*OBJECTIVE:*
Set down each record below precisely, skipping the pictures.

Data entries
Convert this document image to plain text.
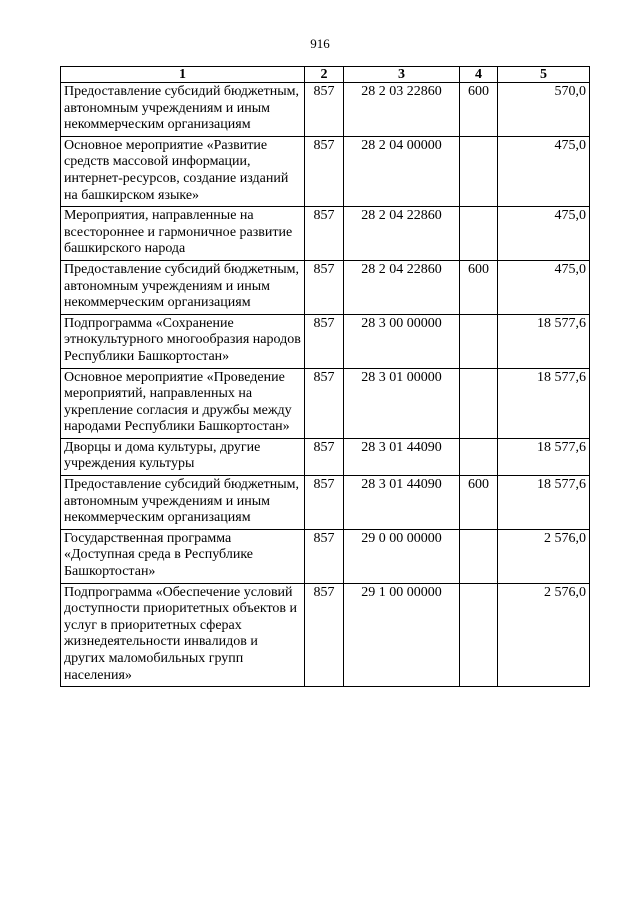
916
1	2	3	4	5
Предоставление субсидий бюджетным, автономным учреждениям и иным некоммерческим организациям	857	28 2 03 22860	600	570,0
Основное мероприятие «Развитие средств массовой информации, интернет-ресурсов, создание изданий на башкирском языке»	857	28 2 04 00000		475,0
Мероприятия, направленные на всестороннее и гармоничное развитие башкирского народа	857	28 2 04 22860		475,0
Предоставление субсидий бюджетным, автономным учреждениям и иным некоммерческим организациям	857	28 2 04 22860	600	475,0
Подпрограмма «Сохранение этнокультурного многообразия народов Республики Башкортостан»	857	28 3 00 00000		18 577,6
Основное мероприятие «Проведение мероприятий, направленных на укрепление согласия и дружбы между народами Республики Башкортостан»	857	28 3 01 00000		18 577,6
Дворцы и дома культуры, другие учреждения культуры	857	28 3 01 44090		18 577,6
Предоставление субсидий бюджетным, автономным учреждениям и иным некоммерческим организациям	857	28 3 01 44090	600	18 577,6
Государственная программа «Доступная среда в Республике Башкортостан»	857	29 0 00 00000		2 576,0
Подпрограмма «Обеспечение условий доступности приоритетных объектов и услуг в приоритетных сферах жизнедеятельности инвалидов и других маломобильных групп населения»	857	29 1 00 00000		2 576,0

*FINISHED TASK:*
Convert this document image to plain text.
916
1	2	3	4	5
Предоставление субсидий бюджетным, автономным учреждениям и иным некоммерческим организациям	857	28 2 03 22860	600	570,0
Основное мероприятие «Развитие средств массовой информации, интернет-ресурсов, создание изданий на башкирском языке»	857	28 2 04 00000		475,0
Мероприятия, направленные на всестороннее и гармоничное развитие башкирского народа	857	28 2 04 22860		475,0
Предоставление субсидий бюджетным, автономным учреждениям и иным некоммерческим организациям	857	28 2 04 22860	600	475,0
Подпрограмма «Сохранение этнокультурного многообразия народов Республики Башкортостан»	857	28 3 00 00000		18 577,6
Основное мероприятие «Проведение мероприятий, направленных на укрепление согласия и дружбы между народами Республики Башкортостан»	857	28 3 01 00000		18 577,6
Дворцы и дома культуры, другие учреждения культуры	857	28 3 01 44090		18 577,6
Предоставление субсидий бюджетным, автономным учреждениям и иным некоммерческим организациям	857	28 3 01 44090	600	18 577,6
Государственная программа «Доступная среда в Республике Башкортостан»	857	29 0 00 00000		2 576,0
Подпрограмма «Обеспечение условий доступности приоритетных объектов и услуг в приоритетных сферах жизнедеятельности инвалидов и других маломобильных групп населения»	857	29 1 00 00000		2 576,0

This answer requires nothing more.